Instructions to follow:
Copy the data exactly as it appears, and do not include any pictures.

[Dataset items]

— start —

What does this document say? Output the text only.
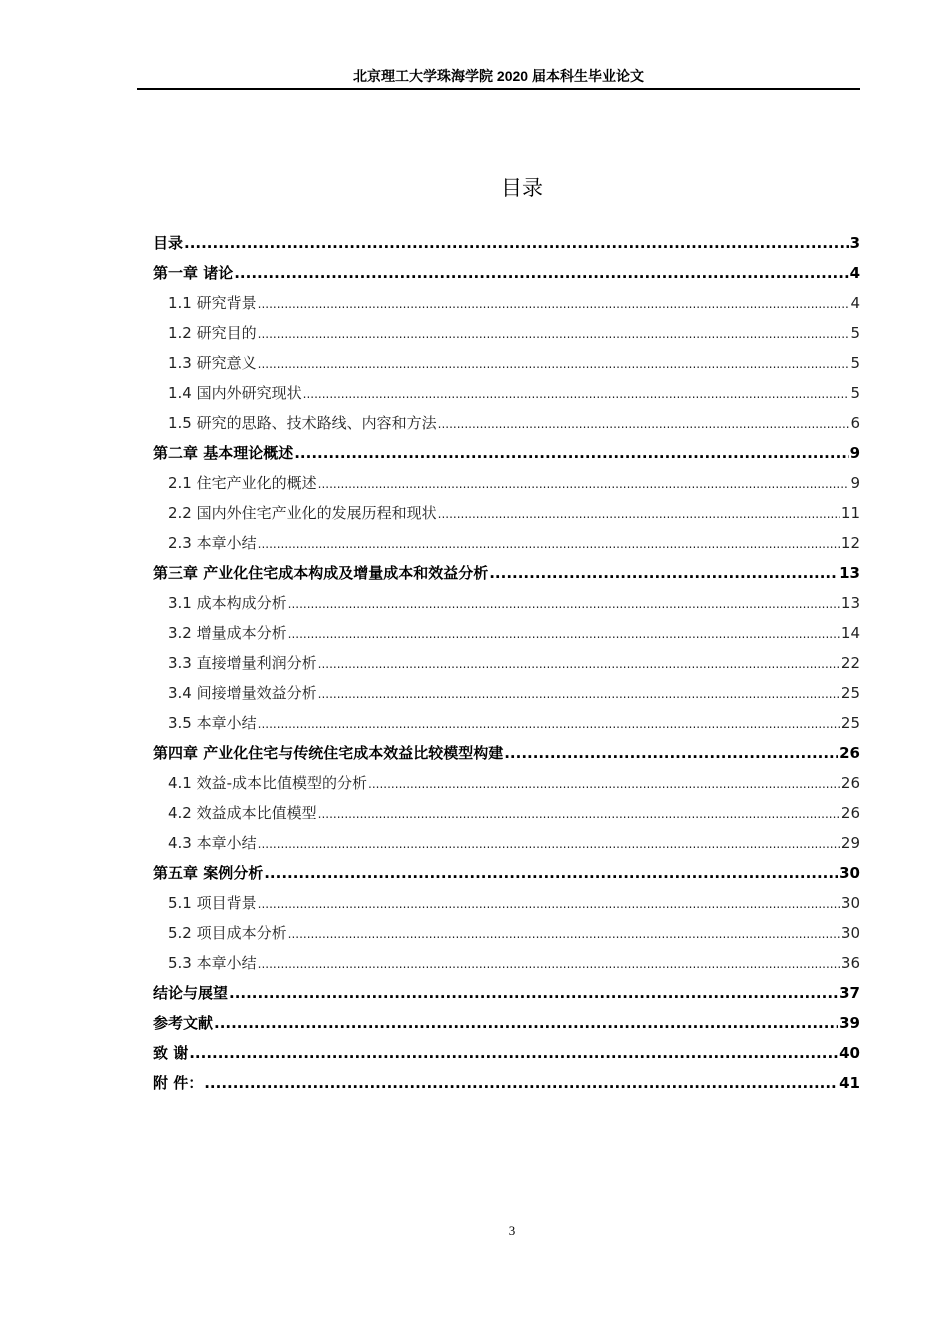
北京理工大学珠海学院 2020 届本科生毕业论文
目录
目录 .....	3
第一章 诸论 .....	4
1.1 研究背景 .....	4
1.2 研究目的 .....	5
1.3 研究意义 .....	5
1.4 国内外研究现状 .....	5
1.5 研究的思路、技术路线、内容和方法 .....	6
第二章 基本理论概述 .....	9
2.1 住宅产业化的概述 .....	9
2.2 国内外住宅产业化的发展历程和现状 .....	11
2.3 本章小结 .....	12
第三章 产业化住宅成本构成及增量成本和效益分析 .....	13
3.1 成本构成分析 .....	13
3.2 增量成本分析 .....	14
3.3 直接增量利润分析 .....	22
3.4 间接增量效益分析 .....	25
3.5 本章小结 .....	25
第四章 产业化住宅与传统住宅成本效益比较模型构建 .....	26
4.1 效益-成本比值模型的分析 .....	26
4.2 效益成本比值模型 .....	26
4.3 本章小结 .....	29
第五章 案例分析 .....	30
5.1 项目背景 .....	30
5.2 项目成本分析 .....	30
5.3 本章小结 .....	36
结论与展望 .....	37
参考文献 .....	39
致 谢 .....	40
附 件： .....	41
3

— end —

Correct response:
What does this document say? Output the text only.
北京理工大学珠海学院 2020 届本科生毕业论文
目录
目录 .....	3
第一章 诸论 .....	4
1.1 研究背景 .....	4
1.2 研究目的 .....	5
1.3 研究意义 .....	5
1.4 国内外研究现状 .....	5
1.5 研究的思路、技术路线、内容和方法 .....	6
第二章 基本理论概述 .....	9
2.1 住宅产业化的概述 .....	9
2.2 国内外住宅产业化的发展历程和现状 .....	11
2.3 本章小结 .....	12
第三章 产业化住宅成本构成及增量成本和效益分析 .....	13
3.1 成本构成分析 .....	13
3.2 增量成本分析 .....	14
3.3 直接增量利润分析 .....	22
3.4 间接增量效益分析 .....	25
3.5 本章小结 .....	25
第四章 产业化住宅与传统住宅成本效益比较模型构建 .....	26
4.1 效益-成本比值模型的分析 .....	26
4.2 效益成本比值模型 .....	26
4.3 本章小结 .....	29
第五章 案例分析 .....	30
5.1 项目背景 .....	30
5.2 项目成本分析 .....	30
5.3 本章小结 .....	36
结论与展望 .....	37
参考文献 .....	39
致 谢 .....	40
附 件： .....	41
3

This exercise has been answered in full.